[Study material — start]

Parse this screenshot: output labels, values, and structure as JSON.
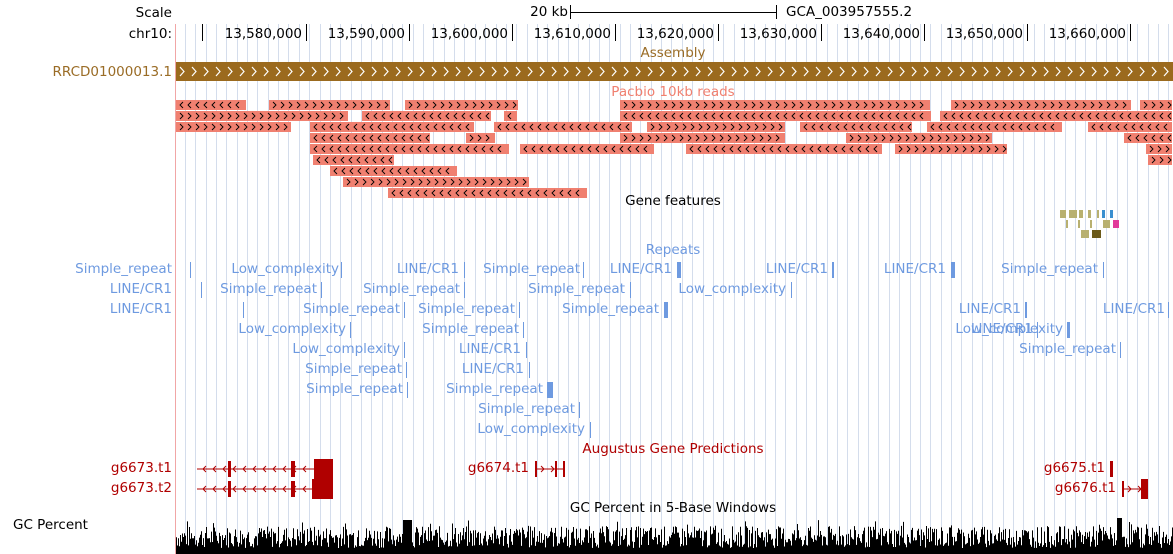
{
  "scale": {
    "label": "Scale",
    "bar_label": "20 kb",
    "assembly": "GCA_003957555.2"
  },
  "ruler": {
    "chrom_label": "chr10:",
    "ticks": [
      "13,580,000",
      "13,590,000",
      "13,600,000",
      "13,610,000",
      "13,620,000",
      "13,630,000",
      "13,640,000",
      "13,650,000",
      "13,660,000"
    ]
  },
  "assembly_track": {
    "title": "Assembly",
    "item_label": "RRCD01000013.1",
    "color": "#9b6a1e"
  },
  "pacbio_track": {
    "title": "Pacbio 10kb reads",
    "color": "#f08070"
  },
  "gene_features_track": {
    "title": "Gene features"
  },
  "repeats_track": {
    "title": "Repeats",
    "color": "#6e9ae0",
    "labels": [
      "Simple_repeat",
      "Low_complexity",
      "LINE/CR1",
      "Simple_repeat",
      "LINE/CR1",
      "LINE/CR1",
      "LINE/CR1",
      "Simple_repeat",
      "LINE/CR1",
      "Simple_repeat",
      "Simple_repeat",
      "Simple_repeat",
      "Low_complexity",
      "LINE/CR1",
      "Simple_repeat",
      "Simple_repeat",
      "Simple_repeat",
      "LINE/CR1",
      "LINE/CR1",
      "Low_complexity",
      "Simple_repeat",
      "LINE/CR1",
      "Low_complexity",
      "Low_complexity",
      "LINE/CR1",
      "Simple_repeat",
      "Simple_repeat",
      "LINE/CR1",
      "Simple_repeat",
      "Simple_repeat",
      "Simple_repeat",
      "Low_complexity"
    ]
  },
  "augustus_track": {
    "title": "Augustus Gene Predictions",
    "color": "#b00000",
    "genes": [
      "g6673.t1",
      "g6673.t2",
      "g6674.t1",
      "g6675.t1",
      "g6676.t1"
    ]
  },
  "gc_track": {
    "side_label": "GC Percent",
    "title": "GC Percent in 5-Base Windows"
  }
}
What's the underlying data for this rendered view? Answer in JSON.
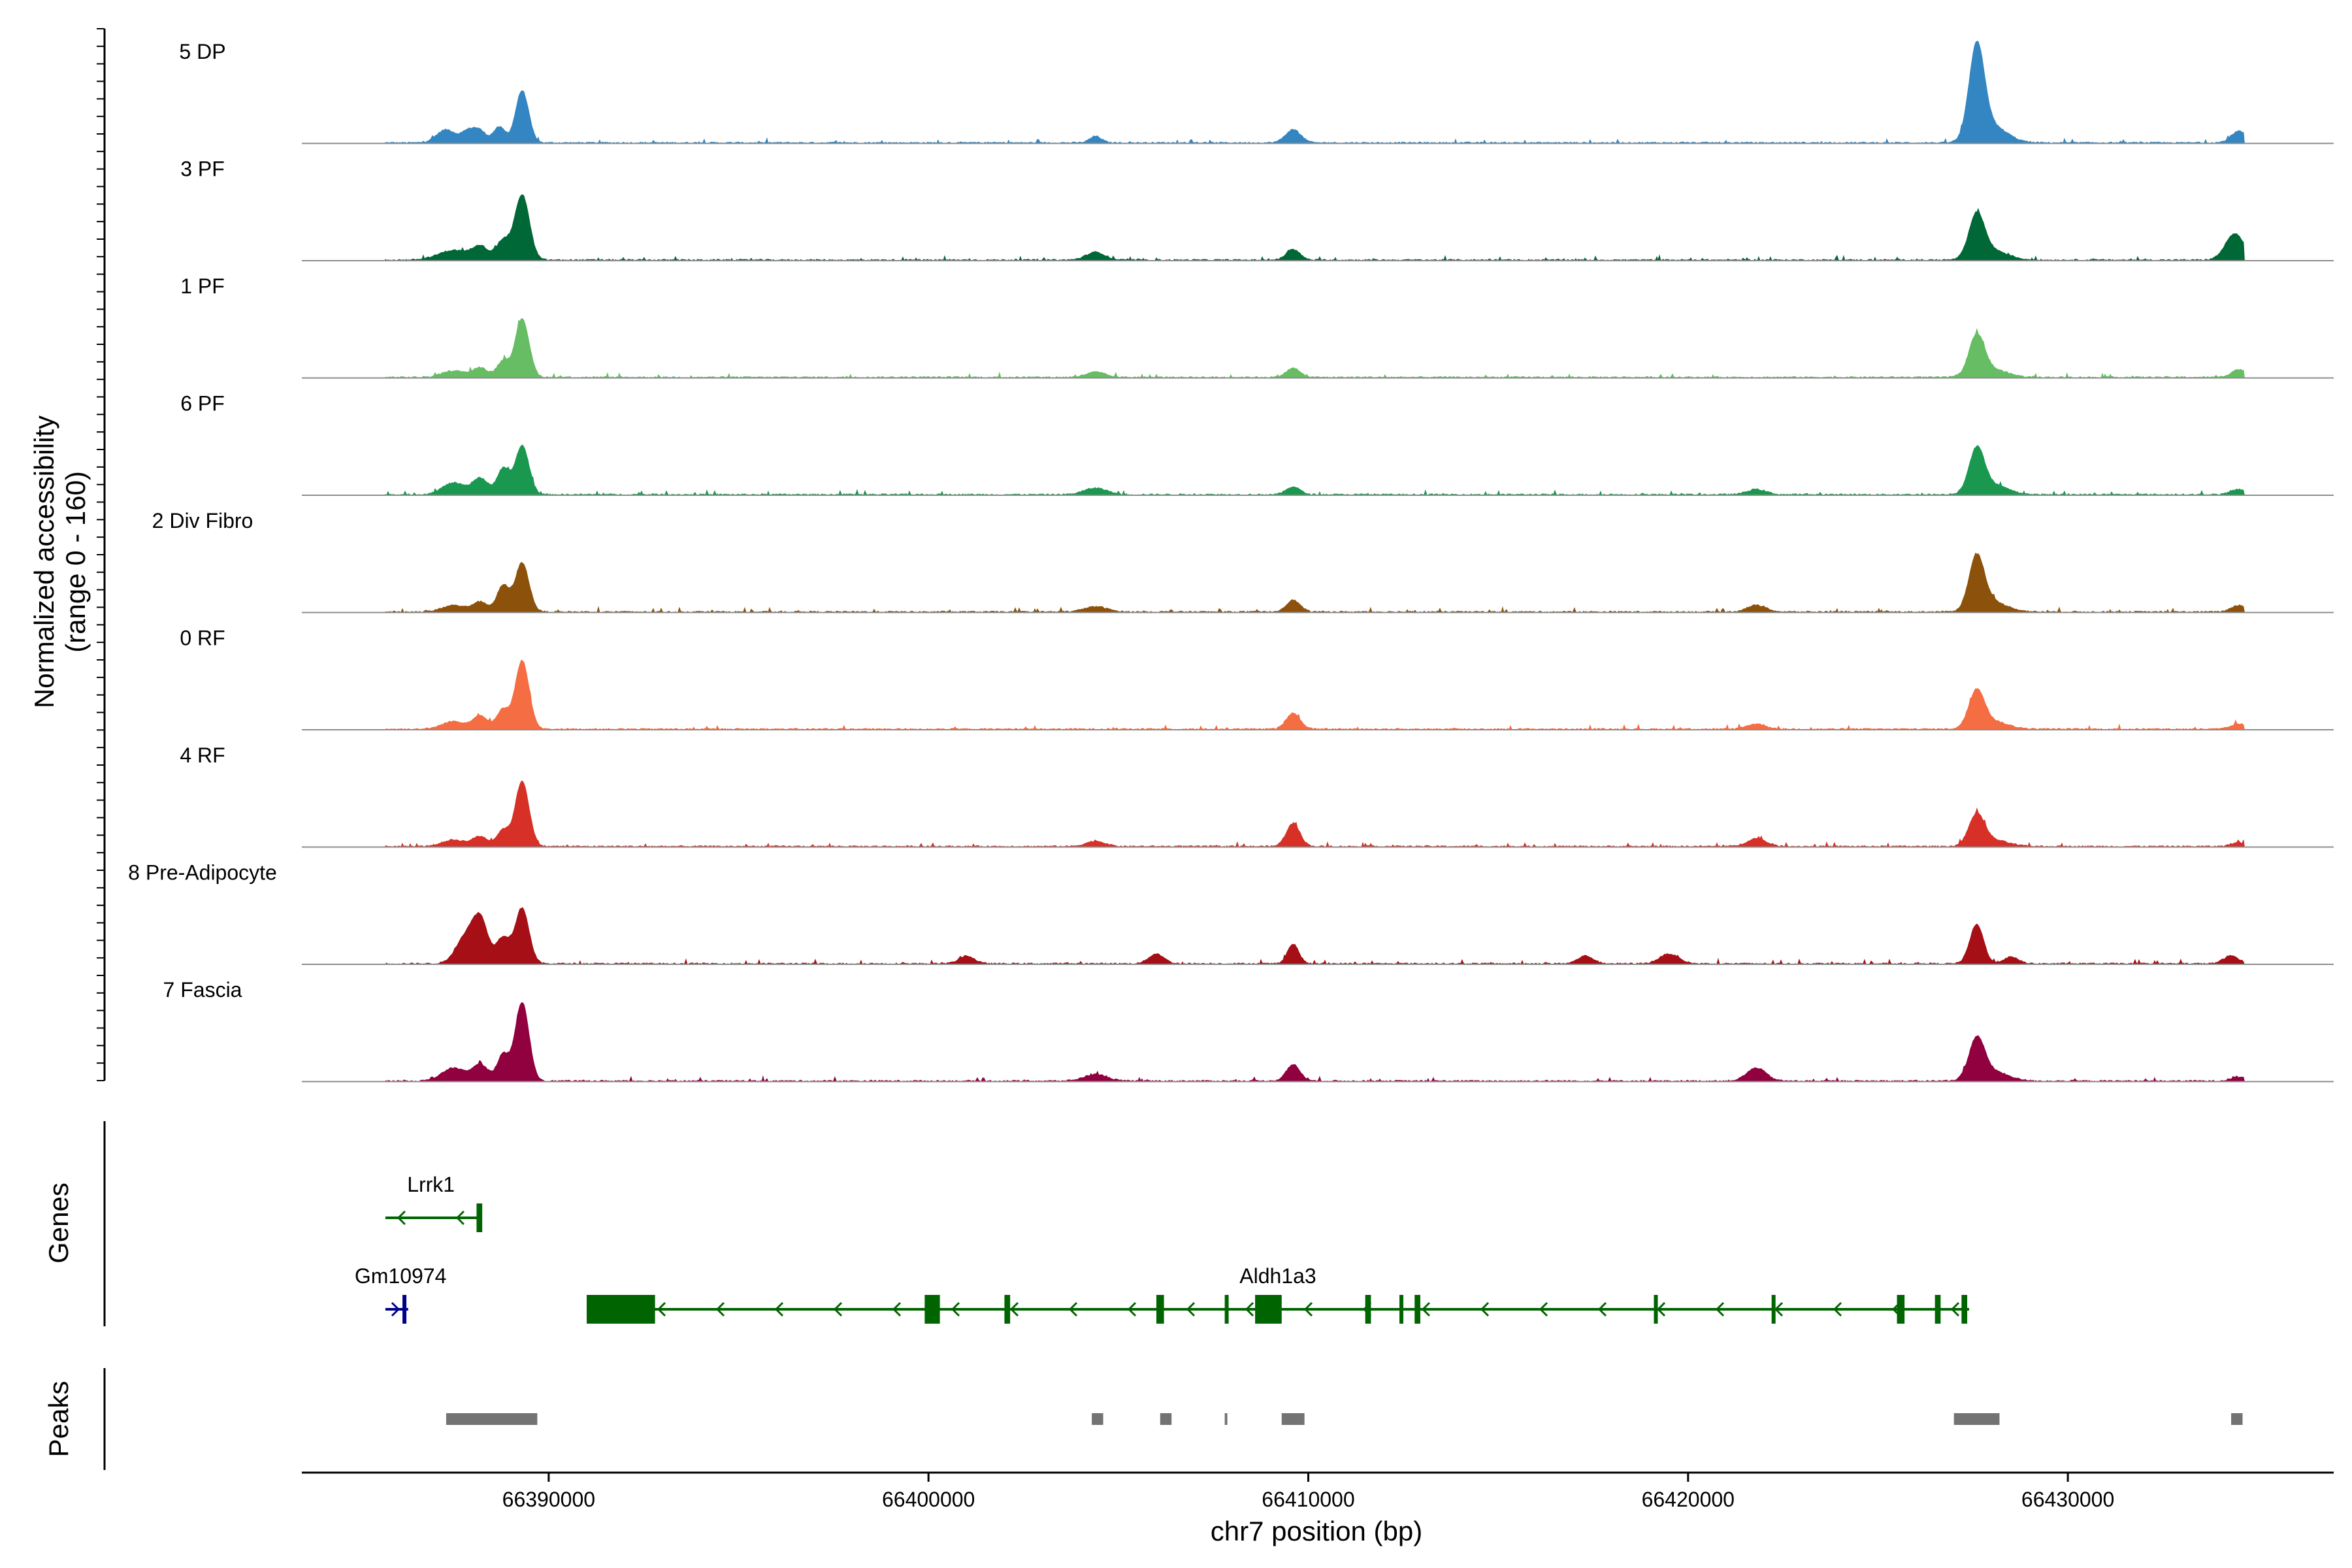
{
  "chart_data": {
    "type": "area",
    "coverage_axis_label_line1": "Normalized accessibility",
    "coverage_axis_label_line2": "(range 0 - 160)",
    "y_range": [
      0,
      160
    ],
    "xlabel": "chr7 position (bp)",
    "x_range": [
      66383500,
      66437000
    ],
    "x_ticks": [
      66390000,
      66400000,
      66410000,
      66420000,
      66430000
    ],
    "x_tick_labels": [
      "66390000",
      "66400000",
      "66410000",
      "66420000",
      "66430000"
    ],
    "genes_label": "Genes",
    "peaks_label": "Peaks",
    "tracks": [
      {
        "name": "5 DP",
        "color": "#3386c2",
        "peaks": [
          [
            66387300,
            20,
            250
          ],
          [
            66387900,
            18,
            180
          ],
          [
            66388200,
            16,
            160
          ],
          [
            66388700,
            24,
            160
          ],
          [
            66389300,
            80,
            170
          ],
          [
            66404400,
            10,
            150
          ],
          [
            66409600,
            20,
            200
          ],
          [
            66427600,
            140,
            200
          ],
          [
            66428000,
            25,
            400
          ],
          [
            66434500,
            18,
            200
          ]
        ]
      },
      {
        "name": "3 PF",
        "color": "#006837",
        "peaks": [
          [
            66387500,
            15,
            400
          ],
          [
            66388200,
            20,
            200
          ],
          [
            66388800,
            30,
            180
          ],
          [
            66389300,
            100,
            190
          ],
          [
            66404400,
            12,
            250
          ],
          [
            66409600,
            16,
            180
          ],
          [
            66427600,
            65,
            200
          ],
          [
            66428000,
            15,
            400
          ],
          [
            66434400,
            40,
            250
          ]
        ]
      },
      {
        "name": "1 PF",
        "color": "#66bd63",
        "peaks": [
          [
            66387500,
            10,
            300
          ],
          [
            66388200,
            14,
            200
          ],
          [
            66388800,
            25,
            160
          ],
          [
            66389300,
            90,
            180
          ],
          [
            66404400,
            8,
            250
          ],
          [
            66409600,
            14,
            180
          ],
          [
            66427600,
            60,
            200
          ],
          [
            66428000,
            12,
            400
          ],
          [
            66434500,
            12,
            200
          ]
        ]
      },
      {
        "name": "6 PF",
        "color": "#1a9850",
        "peaks": [
          [
            66387500,
            18,
            300
          ],
          [
            66388200,
            25,
            200
          ],
          [
            66388800,
            40,
            160
          ],
          [
            66389300,
            75,
            180
          ],
          [
            66404400,
            10,
            300
          ],
          [
            66409600,
            12,
            180
          ],
          [
            66421800,
            8,
            250
          ],
          [
            66427600,
            65,
            200
          ],
          [
            66428000,
            15,
            400
          ],
          [
            66434500,
            8,
            200
          ]
        ]
      },
      {
        "name": "2 Div Fibro",
        "color": "#8c510a",
        "peaks": [
          [
            66387500,
            10,
            300
          ],
          [
            66388200,
            15,
            200
          ],
          [
            66388800,
            40,
            160
          ],
          [
            66389300,
            75,
            180
          ],
          [
            66404400,
            8,
            300
          ],
          [
            66409600,
            18,
            180
          ],
          [
            66421800,
            10,
            250
          ],
          [
            66427600,
            80,
            200
          ],
          [
            66428000,
            15,
            400
          ],
          [
            66434500,
            10,
            200
          ]
        ]
      },
      {
        "name": "0 RF",
        "color": "#f46d43",
        "peaks": [
          [
            66387500,
            12,
            300
          ],
          [
            66388200,
            20,
            200
          ],
          [
            66388800,
            30,
            160
          ],
          [
            66389300,
            105,
            180
          ],
          [
            66409600,
            25,
            180
          ],
          [
            66421800,
            8,
            250
          ],
          [
            66427600,
            55,
            200
          ],
          [
            66428000,
            12,
            400
          ],
          [
            66434500,
            8,
            200
          ]
        ]
      },
      {
        "name": "4 RF",
        "color": "#d73027",
        "peaks": [
          [
            66387500,
            10,
            300
          ],
          [
            66388200,
            15,
            200
          ],
          [
            66388800,
            25,
            160
          ],
          [
            66389300,
            100,
            180
          ],
          [
            66404400,
            8,
            250
          ],
          [
            66409600,
            35,
            180
          ],
          [
            66421800,
            12,
            250
          ],
          [
            66427600,
            45,
            200
          ],
          [
            66428000,
            10,
            400
          ],
          [
            66434500,
            6,
            200
          ]
        ]
      },
      {
        "name": "8 Pre-Adipocyte",
        "color": "#a50f15",
        "peaks": [
          [
            66387800,
            40,
            250
          ],
          [
            66388200,
            65,
            200
          ],
          [
            66388800,
            40,
            180
          ],
          [
            66389300,
            85,
            180
          ],
          [
            66401000,
            12,
            200
          ],
          [
            66406000,
            15,
            200
          ],
          [
            66409600,
            30,
            150
          ],
          [
            66417300,
            12,
            200
          ],
          [
            66419500,
            15,
            250
          ],
          [
            66427600,
            60,
            180
          ],
          [
            66428500,
            10,
            200
          ],
          [
            66434300,
            12,
            200
          ]
        ]
      },
      {
        "name": "7 Fascia",
        "color": "#91003f",
        "peaks": [
          [
            66387500,
            20,
            300
          ],
          [
            66388200,
            25,
            200
          ],
          [
            66388800,
            40,
            160
          ],
          [
            66389300,
            120,
            180
          ],
          [
            66404400,
            10,
            300
          ],
          [
            66409600,
            25,
            180
          ],
          [
            66421800,
            20,
            250
          ],
          [
            66427600,
            60,
            200
          ],
          [
            66428000,
            15,
            400
          ],
          [
            66434500,
            6,
            200
          ]
        ]
      }
    ],
    "genes": [
      {
        "name": "Lrrk1",
        "strand": "-",
        "color": "#006400",
        "row": 0,
        "start": 66385700,
        "end": 66388200,
        "exons": [
          [
            66388100,
            66388250
          ]
        ]
      },
      {
        "name": "Gm10974",
        "strand": "+",
        "color": "#00008b",
        "row": 1,
        "start": 66385700,
        "end": 66386300,
        "exons": [
          [
            66386150,
            66386250
          ]
        ]
      },
      {
        "name": "Aldh1a3",
        "strand": "-",
        "color": "#006400",
        "row": 1,
        "start": 66391000,
        "end": 66427400,
        "exons": [
          [
            66391000,
            66392800
          ],
          [
            66399900,
            66400300
          ],
          [
            66402000,
            66402150
          ],
          [
            66406000,
            66406200
          ],
          [
            66407800,
            66407900
          ],
          [
            66408600,
            66409300
          ],
          [
            66411500,
            66411650
          ],
          [
            66412400,
            66412450
          ],
          [
            66412800,
            66412950
          ],
          [
            66419100,
            66419200
          ],
          [
            66422200,
            66422300
          ],
          [
            66425500,
            66425700
          ],
          [
            66426500,
            66426650
          ],
          [
            66427200,
            66427350
          ]
        ]
      }
    ],
    "peaks_regions": [
      [
        66387300,
        66389700
      ],
      [
        66404300,
        66404600
      ],
      [
        66406100,
        66406400
      ],
      [
        66407800,
        66407850
      ],
      [
        66409300,
        66409900
      ],
      [
        66427000,
        66428200
      ],
      [
        66434300,
        66434600
      ]
    ]
  }
}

[Study material — finish]

Identify the lines of the entries containing the string "JSON". Copy each such line.

◆ Your response:
Parse this screenshot: output labels, values, and structure as JSON.
What's the underlying data for this rendered view? Answer in JSON.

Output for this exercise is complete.